▶ **Do this**:
Set down the data below without change, skipping the pictures it holds.
++++++++++++++++++++
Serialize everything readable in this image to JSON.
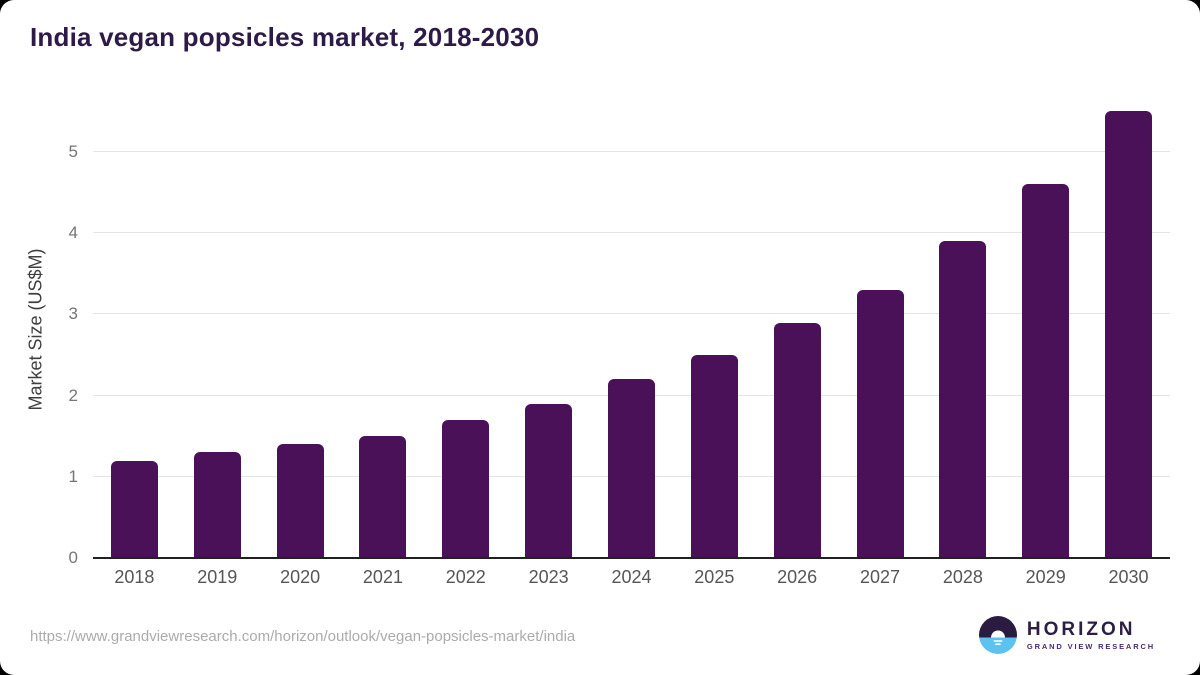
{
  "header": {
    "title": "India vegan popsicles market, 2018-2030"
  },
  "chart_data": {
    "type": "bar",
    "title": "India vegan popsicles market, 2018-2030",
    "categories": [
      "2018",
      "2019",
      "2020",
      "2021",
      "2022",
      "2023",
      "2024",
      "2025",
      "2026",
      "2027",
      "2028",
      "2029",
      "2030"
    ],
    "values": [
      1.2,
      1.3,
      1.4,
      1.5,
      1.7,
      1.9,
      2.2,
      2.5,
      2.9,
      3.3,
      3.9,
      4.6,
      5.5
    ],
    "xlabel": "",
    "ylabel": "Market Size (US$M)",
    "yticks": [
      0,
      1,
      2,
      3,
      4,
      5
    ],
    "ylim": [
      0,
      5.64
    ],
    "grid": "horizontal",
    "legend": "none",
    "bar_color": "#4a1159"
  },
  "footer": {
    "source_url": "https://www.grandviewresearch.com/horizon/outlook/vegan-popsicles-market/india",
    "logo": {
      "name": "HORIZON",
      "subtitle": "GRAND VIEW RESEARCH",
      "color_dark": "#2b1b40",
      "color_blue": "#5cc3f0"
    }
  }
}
++++++++++++++++++++
▶ **Solution for this exercise**:
Serialize everything readable in this image to JSON.
{
  "header": {
    "title": "India vegan popsicles market, 2018-2030"
  },
  "chart_data": {
    "type": "bar",
    "title": "India vegan popsicles market, 2018-2030",
    "categories": [
      "2018",
      "2019",
      "2020",
      "2021",
      "2022",
      "2023",
      "2024",
      "2025",
      "2026",
      "2027",
      "2028",
      "2029",
      "2030"
    ],
    "values": [
      1.2,
      1.3,
      1.4,
      1.5,
      1.7,
      1.9,
      2.2,
      2.5,
      2.9,
      3.3,
      3.9,
      4.6,
      5.5
    ],
    "xlabel": "",
    "ylabel": "Market Size (US$M)",
    "yticks": [
      0,
      1,
      2,
      3,
      4,
      5
    ],
    "ylim": [
      0,
      5.64
    ],
    "grid": "horizontal",
    "legend": "none",
    "bar_color": "#4a1159"
  },
  "footer": {
    "source_url": "https://www.grandviewresearch.com/horizon/outlook/vegan-popsicles-market/india",
    "logo": {
      "name": "HORIZON",
      "subtitle": "GRAND VIEW RESEARCH",
      "color_dark": "#2b1b40",
      "color_blue": "#5cc3f0"
    }
  }
}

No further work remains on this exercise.